- Task to complete:
Return all lines with the word "para" in them.

- Stored records:
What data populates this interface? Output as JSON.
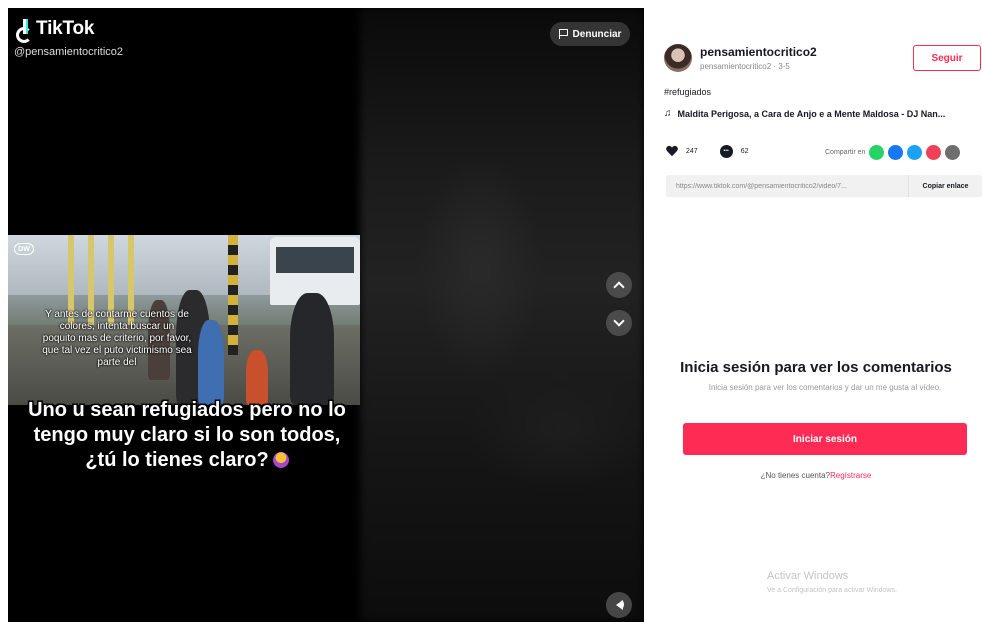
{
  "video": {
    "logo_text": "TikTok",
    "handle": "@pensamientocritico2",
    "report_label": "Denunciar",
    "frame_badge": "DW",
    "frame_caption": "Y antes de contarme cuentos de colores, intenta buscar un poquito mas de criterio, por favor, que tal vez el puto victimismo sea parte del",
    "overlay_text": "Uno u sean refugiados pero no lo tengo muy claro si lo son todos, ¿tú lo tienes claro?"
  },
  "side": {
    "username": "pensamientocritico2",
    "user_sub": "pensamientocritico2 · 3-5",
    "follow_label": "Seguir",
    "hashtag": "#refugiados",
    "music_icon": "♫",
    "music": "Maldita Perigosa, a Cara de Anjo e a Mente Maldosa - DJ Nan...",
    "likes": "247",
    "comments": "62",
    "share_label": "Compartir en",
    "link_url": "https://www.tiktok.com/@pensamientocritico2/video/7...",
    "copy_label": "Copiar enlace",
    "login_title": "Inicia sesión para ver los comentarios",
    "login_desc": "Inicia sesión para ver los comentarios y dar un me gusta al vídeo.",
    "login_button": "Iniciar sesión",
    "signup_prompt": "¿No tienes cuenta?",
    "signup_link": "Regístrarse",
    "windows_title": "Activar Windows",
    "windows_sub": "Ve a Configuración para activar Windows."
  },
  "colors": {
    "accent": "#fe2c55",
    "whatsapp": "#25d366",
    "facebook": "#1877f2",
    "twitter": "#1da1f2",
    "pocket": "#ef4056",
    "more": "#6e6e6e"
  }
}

- Written answer:
    "login_title": "Inicia sesión para ver los comentarios",
    "login_desc": "Inicia sesión para ver los comentarios y dar un me gusta al vídeo.",
    "windows_sub": "Ve a Configuración para activar Windows."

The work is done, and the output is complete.